╭──

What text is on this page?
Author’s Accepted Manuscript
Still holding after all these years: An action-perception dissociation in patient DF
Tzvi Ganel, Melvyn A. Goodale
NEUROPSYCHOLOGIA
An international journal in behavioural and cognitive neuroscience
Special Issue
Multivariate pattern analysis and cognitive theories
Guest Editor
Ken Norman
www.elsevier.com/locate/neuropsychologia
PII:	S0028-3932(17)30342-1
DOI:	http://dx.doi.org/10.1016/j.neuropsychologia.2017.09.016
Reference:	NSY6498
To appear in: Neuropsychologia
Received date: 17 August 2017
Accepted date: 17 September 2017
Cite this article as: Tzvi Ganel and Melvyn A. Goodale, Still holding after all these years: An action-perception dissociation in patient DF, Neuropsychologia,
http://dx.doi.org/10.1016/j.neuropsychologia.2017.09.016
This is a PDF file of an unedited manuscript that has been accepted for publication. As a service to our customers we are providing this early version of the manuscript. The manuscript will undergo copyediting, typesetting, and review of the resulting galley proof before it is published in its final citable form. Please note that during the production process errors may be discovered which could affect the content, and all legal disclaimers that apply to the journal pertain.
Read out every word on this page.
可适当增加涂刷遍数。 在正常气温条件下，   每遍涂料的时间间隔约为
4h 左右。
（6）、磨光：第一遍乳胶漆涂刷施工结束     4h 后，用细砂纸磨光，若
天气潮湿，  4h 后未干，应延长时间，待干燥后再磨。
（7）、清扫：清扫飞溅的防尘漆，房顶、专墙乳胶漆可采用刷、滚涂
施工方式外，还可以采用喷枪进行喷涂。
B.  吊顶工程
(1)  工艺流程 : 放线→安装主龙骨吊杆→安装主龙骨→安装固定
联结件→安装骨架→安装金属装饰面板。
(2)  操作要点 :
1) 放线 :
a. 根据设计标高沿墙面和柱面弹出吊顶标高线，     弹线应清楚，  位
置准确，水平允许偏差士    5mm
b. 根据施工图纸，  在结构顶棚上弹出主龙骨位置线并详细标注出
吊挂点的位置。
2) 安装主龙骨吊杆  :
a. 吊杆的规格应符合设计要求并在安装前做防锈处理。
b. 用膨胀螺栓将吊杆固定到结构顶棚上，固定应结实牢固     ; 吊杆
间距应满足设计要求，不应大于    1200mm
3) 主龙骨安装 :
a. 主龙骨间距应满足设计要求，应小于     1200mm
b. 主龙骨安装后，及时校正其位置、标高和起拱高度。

╰──

Reproduce each line of the entries in which the word "date" is found.

__Output below__:
Received date: 17 August 2017
Accepted date: 17 September 2017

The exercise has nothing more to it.